- _Job_:
Each record below should be repeated precisely as written.
start Dataset records
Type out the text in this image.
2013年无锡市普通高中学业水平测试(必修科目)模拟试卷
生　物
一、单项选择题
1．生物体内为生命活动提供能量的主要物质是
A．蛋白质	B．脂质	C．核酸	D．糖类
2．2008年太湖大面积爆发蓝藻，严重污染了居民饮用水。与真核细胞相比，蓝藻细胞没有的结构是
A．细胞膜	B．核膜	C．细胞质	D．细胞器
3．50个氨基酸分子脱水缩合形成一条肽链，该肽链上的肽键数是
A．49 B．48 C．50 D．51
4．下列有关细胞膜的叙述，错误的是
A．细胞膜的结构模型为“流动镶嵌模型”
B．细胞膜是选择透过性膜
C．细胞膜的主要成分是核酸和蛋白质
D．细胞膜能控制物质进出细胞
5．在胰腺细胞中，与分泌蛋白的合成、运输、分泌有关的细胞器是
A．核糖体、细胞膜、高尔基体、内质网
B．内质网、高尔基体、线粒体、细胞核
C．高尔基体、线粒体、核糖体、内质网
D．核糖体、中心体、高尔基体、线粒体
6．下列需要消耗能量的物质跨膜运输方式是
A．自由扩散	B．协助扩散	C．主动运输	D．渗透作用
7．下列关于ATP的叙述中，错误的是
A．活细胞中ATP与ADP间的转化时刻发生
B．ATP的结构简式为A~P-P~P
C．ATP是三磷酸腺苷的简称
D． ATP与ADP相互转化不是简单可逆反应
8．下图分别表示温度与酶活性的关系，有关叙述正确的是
end Dataset records
- _The completed task_:
Type out the text in this image.
2013年无锡市普通高中学业水平测试(必修科目)模拟试卷
生　物
一、单项选择题
1．生物体内为生命活动提供能量的主要物质是
A．蛋白质	B．脂质	C．核酸	D．糖类
2．2008年太湖大面积爆发蓝藻，严重污染了居民饮用水。与真核细胞相比，蓝藻细胞没有的结构是
A．细胞膜	B．核膜	C．细胞质	D．细胞器
3．50个氨基酸分子脱水缩合形成一条肽链，该肽链上的肽键数是
A．49 B．48 C．50 D．51
4．下列有关细胞膜的叙述，错误的是
A．细胞膜的结构模型为“流动镶嵌模型”
B．细胞膜是选择透过性膜
C．细胞膜的主要成分是核酸和蛋白质
D．细胞膜能控制物质进出细胞
5．在胰腺细胞中，与分泌蛋白的合成、运输、分泌有关的细胞器是
A．核糖体、细胞膜、高尔基体、内质网
B．内质网、高尔基体、线粒体、细胞核
C．高尔基体、线粒体、核糖体、内质网
D．核糖体、中心体、高尔基体、线粒体
6．下列需要消耗能量的物质跨膜运输方式是
A．自由扩散	B．协助扩散	C．主动运输	D．渗透作用
7．下列关于ATP的叙述中，错误的是
A．活细胞中ATP与ADP间的转化时刻发生
B．ATP的结构简式为A~P-P~P
C．ATP是三磷酸腺苷的简称
D． ATP与ADP相互转化不是简单可逆反应
8．下图分别表示温度与酶活性的关系，有关叙述正确的是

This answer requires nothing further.